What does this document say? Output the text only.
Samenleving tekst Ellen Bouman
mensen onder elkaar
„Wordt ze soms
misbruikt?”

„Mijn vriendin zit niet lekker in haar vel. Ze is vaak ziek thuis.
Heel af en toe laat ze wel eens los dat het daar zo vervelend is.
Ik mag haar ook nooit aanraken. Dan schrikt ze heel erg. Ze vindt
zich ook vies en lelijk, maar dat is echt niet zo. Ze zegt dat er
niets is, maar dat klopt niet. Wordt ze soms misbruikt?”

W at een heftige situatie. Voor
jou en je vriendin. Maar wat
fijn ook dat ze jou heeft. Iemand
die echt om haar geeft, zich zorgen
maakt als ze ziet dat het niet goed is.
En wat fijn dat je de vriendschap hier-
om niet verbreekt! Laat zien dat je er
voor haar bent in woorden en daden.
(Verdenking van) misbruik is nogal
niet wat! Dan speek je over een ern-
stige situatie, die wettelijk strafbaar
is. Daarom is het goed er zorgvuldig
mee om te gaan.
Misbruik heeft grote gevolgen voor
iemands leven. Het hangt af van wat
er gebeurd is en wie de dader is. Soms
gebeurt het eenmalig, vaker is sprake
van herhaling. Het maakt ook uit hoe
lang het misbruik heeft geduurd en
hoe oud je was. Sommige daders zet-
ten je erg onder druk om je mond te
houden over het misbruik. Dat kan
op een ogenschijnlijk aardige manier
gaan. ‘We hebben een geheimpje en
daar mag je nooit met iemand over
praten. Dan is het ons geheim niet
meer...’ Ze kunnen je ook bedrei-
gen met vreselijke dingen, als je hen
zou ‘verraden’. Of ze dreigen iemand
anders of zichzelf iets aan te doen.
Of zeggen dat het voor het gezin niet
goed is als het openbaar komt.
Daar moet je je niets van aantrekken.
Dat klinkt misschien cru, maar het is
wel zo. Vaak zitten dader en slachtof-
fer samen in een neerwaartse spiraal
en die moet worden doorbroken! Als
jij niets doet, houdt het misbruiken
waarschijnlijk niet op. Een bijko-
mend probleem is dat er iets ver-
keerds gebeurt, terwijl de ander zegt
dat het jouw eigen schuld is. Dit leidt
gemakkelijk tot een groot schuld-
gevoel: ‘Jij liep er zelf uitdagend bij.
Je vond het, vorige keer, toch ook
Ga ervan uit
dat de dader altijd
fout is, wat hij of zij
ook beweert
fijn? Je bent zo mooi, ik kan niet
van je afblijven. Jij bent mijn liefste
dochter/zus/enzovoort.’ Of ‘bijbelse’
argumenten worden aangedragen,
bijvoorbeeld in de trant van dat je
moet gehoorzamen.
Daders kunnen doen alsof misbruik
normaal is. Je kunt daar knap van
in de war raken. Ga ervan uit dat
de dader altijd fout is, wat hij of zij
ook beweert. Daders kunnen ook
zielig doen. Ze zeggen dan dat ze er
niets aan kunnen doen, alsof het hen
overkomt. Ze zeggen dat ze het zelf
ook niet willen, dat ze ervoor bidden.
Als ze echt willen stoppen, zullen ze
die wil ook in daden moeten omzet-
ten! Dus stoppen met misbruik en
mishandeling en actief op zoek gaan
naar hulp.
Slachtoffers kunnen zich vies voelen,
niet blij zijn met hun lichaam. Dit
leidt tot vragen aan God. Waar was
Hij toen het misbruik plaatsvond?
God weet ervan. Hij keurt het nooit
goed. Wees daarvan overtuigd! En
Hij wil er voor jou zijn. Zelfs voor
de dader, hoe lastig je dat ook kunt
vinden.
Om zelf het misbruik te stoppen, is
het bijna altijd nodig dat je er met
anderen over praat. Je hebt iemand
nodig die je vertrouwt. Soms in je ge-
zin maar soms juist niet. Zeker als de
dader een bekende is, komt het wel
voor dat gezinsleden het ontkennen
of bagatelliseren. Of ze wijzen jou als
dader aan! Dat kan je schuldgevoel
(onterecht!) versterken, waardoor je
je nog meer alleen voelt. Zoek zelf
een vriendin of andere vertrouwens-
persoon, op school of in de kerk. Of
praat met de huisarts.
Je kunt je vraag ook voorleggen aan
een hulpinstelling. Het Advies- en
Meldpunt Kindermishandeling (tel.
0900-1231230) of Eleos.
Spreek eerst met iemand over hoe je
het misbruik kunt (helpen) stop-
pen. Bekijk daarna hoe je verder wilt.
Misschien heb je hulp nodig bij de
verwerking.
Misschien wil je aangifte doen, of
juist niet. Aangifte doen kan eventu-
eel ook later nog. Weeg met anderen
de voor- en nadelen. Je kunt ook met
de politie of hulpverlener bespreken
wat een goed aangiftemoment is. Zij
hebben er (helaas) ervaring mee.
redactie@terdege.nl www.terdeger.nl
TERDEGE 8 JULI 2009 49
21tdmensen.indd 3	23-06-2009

• EXERCISE OBJECTIVE:
From the records, copy every line that has the string "daden" in it.

• EXERCISE OUTPUT:
voor haar bent in woorden en daden.
die wil ook in daden moeten omzet-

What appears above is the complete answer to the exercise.